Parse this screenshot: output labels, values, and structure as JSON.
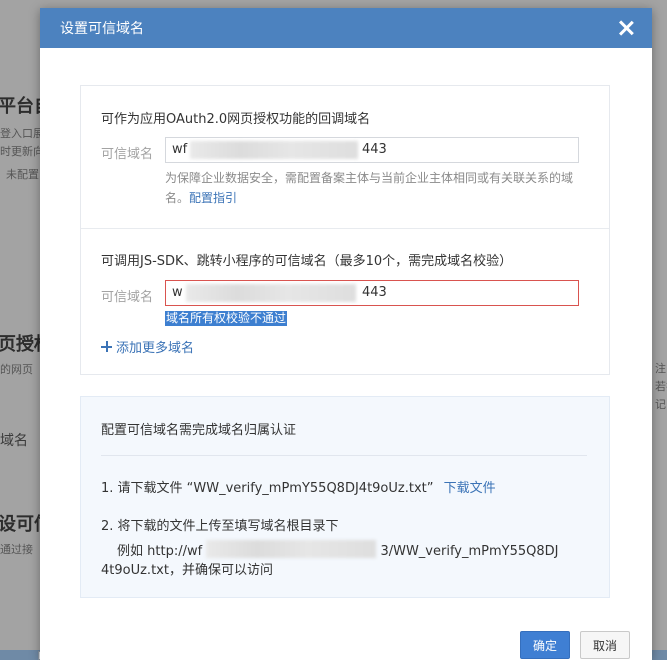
{
  "background": {
    "texts": [
      "平台自建",
      "登入口展",
      "时更新向",
      "未配置",
      "页授权后",
      "的网页",
      "域名",
      "设可信域",
      "通过接"
    ],
    "right_texts": [
      "注",
      "若打",
      "记"
    ]
  },
  "dialog": {
    "title": "设置可信域名",
    "oauth_section": {
      "title": "可作为应用OAuth2.0网页授权功能的回调域名",
      "label": "可信域名",
      "value_prefix": "wf",
      "value_suffix": "443",
      "hint": "为保障企业数据安全，需配置备案主体与当前企业主体相同或有关联关系的域名。",
      "hint_link": "配置指引"
    },
    "jssdk_section": {
      "title": "可调用JS-SDK、跳转小程序的可信域名（最多10个，需完成域名校验）",
      "label": "可信域名",
      "value_prefix": "w",
      "value_suffix": "443",
      "error": "域名所有权校验不通过",
      "add_more": "添加更多域名"
    },
    "verify": {
      "title": "配置可信域名需完成域名归属认证",
      "step1_prefix": "1. 请下载文件 “WW_verify_mPmY55Q8DJ4t9oUz.txt”",
      "step1_link": "下载文件",
      "step2_line1": "2. 将下载的文件上传至填写域名根目录下",
      "step2_example_prefix": "例如 http://wf",
      "step2_example_suffix": "3/WW_verify_mPmY55Q8DJ",
      "step2_line3": "4t9oUz.txt，并确保可以访问"
    },
    "buttons": {
      "ok": "确定",
      "cancel": "取消"
    }
  }
}
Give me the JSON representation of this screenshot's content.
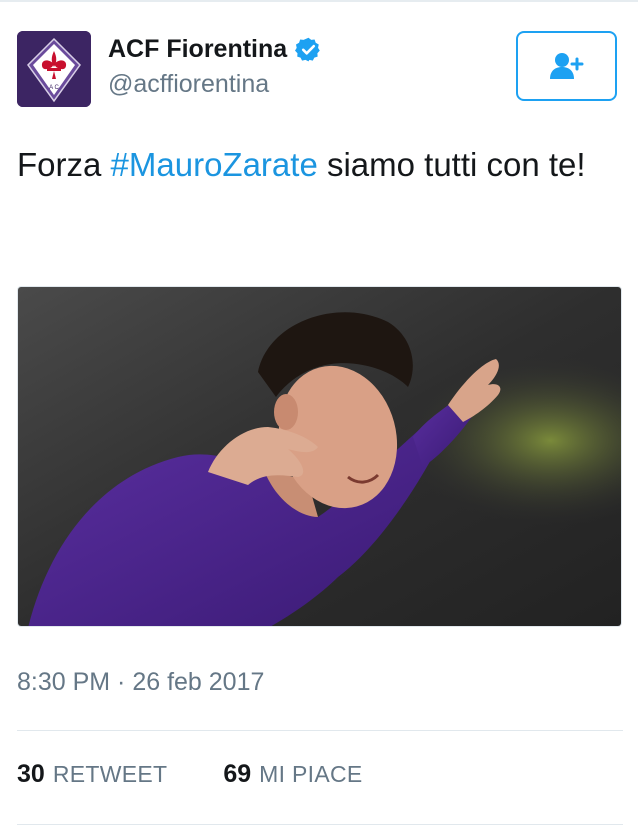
{
  "author": {
    "display_name": "ACF Fiorentina",
    "handle": "@acffiorentina",
    "verified": true,
    "avatar_icon": "fiorentina-crest-icon",
    "avatar_crest_text": "A C"
  },
  "follow_button": {
    "icon": "add-user-icon",
    "color": "#1da1f2"
  },
  "tweet": {
    "text_before": "Forza ",
    "hashtag": "#MauroZarate",
    "text_after": " siamo tutti con te!",
    "hashtag_color": "#1b95e0"
  },
  "media": {
    "type": "photo"
  },
  "timestamp": "8:30 PM · 26 feb 2017",
  "stats": {
    "retweets": {
      "count": "30",
      "label": "RETWEET"
    },
    "likes": {
      "count": "69",
      "label": "MI PIACE"
    }
  },
  "colors": {
    "text_primary": "#14171a",
    "text_secondary": "#657786",
    "accent": "#1da1f2",
    "divider": "#e1e8ed"
  }
}
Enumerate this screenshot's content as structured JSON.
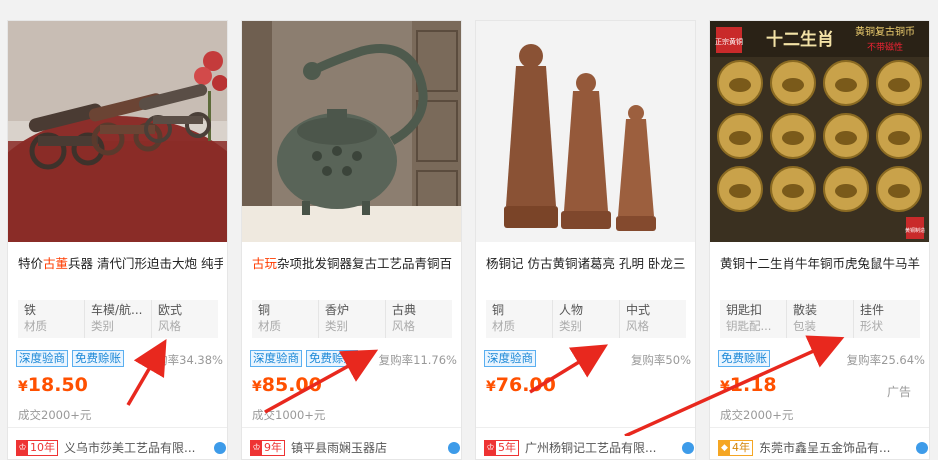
{
  "products": [
    {
      "title_hl_prefix": "特价",
      "title_hl": "古董",
      "title_rest": "兵器 清代门形迫击大炮 纯手",
      "attrs": [
        {
          "value": "铁",
          "key": "材质"
        },
        {
          "value": "车模/航...",
          "key": "类别"
        },
        {
          "value": "欧式",
          "key": "风格"
        }
      ],
      "tags": [
        "深度验商",
        "免费赊账"
      ],
      "rebuy": "复购率34.38%",
      "price_symbol": "¥",
      "price": "18.50",
      "sales": "成交2000+元",
      "badge_years": "10年",
      "shop": "义乌市莎美工艺品有限..."
    },
    {
      "title_hl": "古玩",
      "title_rest": "杂项批发铜器复古工艺品青铜百",
      "attrs": [
        {
          "value": "铜",
          "key": "材质"
        },
        {
          "value": "香炉",
          "key": "类别"
        },
        {
          "value": "古典",
          "key": "风格"
        }
      ],
      "tags": [
        "深度验商",
        "免费赊账"
      ],
      "rebuy": "复购率11.76%",
      "price_symbol": "¥",
      "price": "85.00",
      "sales": "成交1000+元",
      "badge_years": "9年",
      "shop": "镇平县雨娴玉器店"
    },
    {
      "title": "杨铜记 仿古黄铜诸葛亮 孔明 卧龙三",
      "attrs": [
        {
          "value": "铜",
          "key": "材质"
        },
        {
          "value": "人物",
          "key": "类别"
        },
        {
          "value": "中式",
          "key": "风格"
        }
      ],
      "tags": [
        "深度验商"
      ],
      "rebuy": "复购率50%",
      "price_symbol": "¥",
      "price": "76.00",
      "badge_years": "5年",
      "shop": "广州杨铜记工艺品有限..."
    },
    {
      "title": "黄铜十二生肖牛年铜币虎兔鼠牛马羊",
      "attrs": [
        {
          "value": "钥匙扣",
          "key": "钥匙配..."
        },
        {
          "value": "散装",
          "key": "包装"
        },
        {
          "value": "挂件",
          "key": "形状"
        }
      ],
      "tags": [
        "免费赊账"
      ],
      "rebuy": "复购率25.64%",
      "price_symbol": "¥",
      "price": "1.18",
      "ad": "广告",
      "sales": "成交2000+元",
      "badge_years": "4年",
      "shop": "东莞市鑫呈五金饰品有...",
      "image_text": {
        "title": "十二生肖",
        "corner": "黄铜复古铜币",
        "sub": "不带磁性",
        "seal": "正宗黄铜",
        "stamp": "黄铜制造"
      }
    }
  ],
  "colors": {
    "price": "#ff5000",
    "highlight": "#ff3c00",
    "tag_border": "#5aaff0",
    "arrow": "#e8281e"
  }
}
--------------------
*Short problem*.
Find each line with the string "JSON" and copy it out.

*Complete answer*.
Parse this screenshot: output labels, values, and structure as JSON.
Give me the JSON representation of this screenshot's content.
Enumerate this screenshot's content as structured JSON.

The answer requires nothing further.